◆ **Task**
Find every line in the records below that contains the word "Gemes", and copy each such line.

◆ **Dataset excerpt**
[BEGIN]
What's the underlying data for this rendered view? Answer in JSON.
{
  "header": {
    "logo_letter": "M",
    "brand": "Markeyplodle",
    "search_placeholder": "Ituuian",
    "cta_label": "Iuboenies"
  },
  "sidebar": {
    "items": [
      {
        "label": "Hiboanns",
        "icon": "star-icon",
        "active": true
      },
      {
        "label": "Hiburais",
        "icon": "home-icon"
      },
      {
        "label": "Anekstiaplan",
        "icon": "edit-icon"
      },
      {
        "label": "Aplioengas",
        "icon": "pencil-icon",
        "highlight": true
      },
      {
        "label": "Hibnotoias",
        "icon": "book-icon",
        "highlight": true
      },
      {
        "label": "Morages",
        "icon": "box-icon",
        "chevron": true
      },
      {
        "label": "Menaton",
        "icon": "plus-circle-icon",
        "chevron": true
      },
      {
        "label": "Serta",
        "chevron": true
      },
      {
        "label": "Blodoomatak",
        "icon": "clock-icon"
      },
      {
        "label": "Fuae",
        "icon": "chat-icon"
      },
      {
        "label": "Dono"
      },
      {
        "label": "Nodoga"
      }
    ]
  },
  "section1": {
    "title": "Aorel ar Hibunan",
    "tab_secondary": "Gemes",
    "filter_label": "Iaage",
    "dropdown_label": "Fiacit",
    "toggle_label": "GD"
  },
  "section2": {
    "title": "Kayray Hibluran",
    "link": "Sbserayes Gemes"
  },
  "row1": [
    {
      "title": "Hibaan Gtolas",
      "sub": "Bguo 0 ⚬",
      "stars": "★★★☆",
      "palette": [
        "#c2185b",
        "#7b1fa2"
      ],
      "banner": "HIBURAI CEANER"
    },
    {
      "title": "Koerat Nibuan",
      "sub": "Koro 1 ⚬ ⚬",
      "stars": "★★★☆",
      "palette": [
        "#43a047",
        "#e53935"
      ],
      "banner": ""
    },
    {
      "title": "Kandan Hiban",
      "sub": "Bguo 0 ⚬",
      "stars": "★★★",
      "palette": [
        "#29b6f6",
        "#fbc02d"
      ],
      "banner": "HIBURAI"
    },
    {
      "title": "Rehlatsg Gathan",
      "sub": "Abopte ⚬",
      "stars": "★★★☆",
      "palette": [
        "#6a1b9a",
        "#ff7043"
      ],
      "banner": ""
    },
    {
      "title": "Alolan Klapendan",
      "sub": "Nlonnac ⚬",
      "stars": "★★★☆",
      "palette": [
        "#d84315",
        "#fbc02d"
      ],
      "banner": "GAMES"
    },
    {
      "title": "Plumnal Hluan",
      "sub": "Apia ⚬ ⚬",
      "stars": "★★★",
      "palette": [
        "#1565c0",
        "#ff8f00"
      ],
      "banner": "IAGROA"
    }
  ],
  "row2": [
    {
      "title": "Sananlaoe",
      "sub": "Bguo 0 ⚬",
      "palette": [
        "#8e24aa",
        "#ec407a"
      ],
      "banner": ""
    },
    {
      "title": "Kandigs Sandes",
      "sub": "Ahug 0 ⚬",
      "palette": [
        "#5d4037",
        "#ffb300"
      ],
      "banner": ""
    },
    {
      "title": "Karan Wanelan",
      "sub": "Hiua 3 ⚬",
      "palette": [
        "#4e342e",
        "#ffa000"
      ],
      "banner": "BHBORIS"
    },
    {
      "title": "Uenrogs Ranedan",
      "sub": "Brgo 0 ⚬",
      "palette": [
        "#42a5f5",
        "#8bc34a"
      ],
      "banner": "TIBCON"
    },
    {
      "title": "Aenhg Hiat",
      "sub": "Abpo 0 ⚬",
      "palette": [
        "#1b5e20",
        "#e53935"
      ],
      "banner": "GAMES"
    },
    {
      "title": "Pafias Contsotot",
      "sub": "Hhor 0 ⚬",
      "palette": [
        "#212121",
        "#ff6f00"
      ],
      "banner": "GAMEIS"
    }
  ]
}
[END]
◆ **Expected output**
    "tab_secondary": "Gemes",
    "link": "Sbserayes Gemes"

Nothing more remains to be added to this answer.